START Supplied data

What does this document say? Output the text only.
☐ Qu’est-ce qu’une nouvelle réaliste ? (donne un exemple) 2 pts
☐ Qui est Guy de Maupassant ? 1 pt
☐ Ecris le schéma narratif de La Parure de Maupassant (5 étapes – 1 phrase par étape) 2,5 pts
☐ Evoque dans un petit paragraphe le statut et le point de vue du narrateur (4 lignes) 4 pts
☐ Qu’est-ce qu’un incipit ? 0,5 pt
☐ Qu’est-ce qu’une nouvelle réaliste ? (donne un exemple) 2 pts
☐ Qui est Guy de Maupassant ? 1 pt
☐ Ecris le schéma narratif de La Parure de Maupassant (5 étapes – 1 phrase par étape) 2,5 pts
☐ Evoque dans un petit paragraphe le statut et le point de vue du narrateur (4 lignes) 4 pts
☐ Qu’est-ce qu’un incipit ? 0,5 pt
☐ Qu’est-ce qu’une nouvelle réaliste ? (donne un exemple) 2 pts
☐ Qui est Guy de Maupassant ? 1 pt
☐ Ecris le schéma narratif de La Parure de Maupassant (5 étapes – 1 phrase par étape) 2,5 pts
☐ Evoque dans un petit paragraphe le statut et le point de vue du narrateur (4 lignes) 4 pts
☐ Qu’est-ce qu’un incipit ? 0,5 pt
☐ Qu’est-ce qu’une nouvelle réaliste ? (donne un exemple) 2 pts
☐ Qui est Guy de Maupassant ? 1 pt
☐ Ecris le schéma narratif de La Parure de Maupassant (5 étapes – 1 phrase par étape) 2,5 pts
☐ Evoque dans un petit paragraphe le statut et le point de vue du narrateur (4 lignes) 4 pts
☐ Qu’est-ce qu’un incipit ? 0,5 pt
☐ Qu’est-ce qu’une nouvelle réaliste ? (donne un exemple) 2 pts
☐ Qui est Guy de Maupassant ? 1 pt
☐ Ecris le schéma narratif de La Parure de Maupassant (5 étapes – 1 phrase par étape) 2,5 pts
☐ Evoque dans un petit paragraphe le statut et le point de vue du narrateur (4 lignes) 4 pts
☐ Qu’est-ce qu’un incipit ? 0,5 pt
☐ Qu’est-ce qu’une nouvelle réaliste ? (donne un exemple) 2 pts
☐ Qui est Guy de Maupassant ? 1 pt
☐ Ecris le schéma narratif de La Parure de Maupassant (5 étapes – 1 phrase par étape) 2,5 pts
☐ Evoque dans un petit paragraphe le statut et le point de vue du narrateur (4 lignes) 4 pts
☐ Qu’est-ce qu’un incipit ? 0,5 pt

END Supplied data
START Supplied data

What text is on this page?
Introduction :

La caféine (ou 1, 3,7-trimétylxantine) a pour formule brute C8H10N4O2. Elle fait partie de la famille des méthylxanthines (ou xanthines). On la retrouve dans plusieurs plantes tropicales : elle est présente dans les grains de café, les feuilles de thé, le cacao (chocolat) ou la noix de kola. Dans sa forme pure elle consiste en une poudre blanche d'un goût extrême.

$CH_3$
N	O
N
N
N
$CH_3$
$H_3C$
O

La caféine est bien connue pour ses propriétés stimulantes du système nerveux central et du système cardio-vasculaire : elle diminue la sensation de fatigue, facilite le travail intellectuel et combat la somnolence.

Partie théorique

END Supplied data

Report how many lines of the listing hold the word "What", with nothing but the number.

2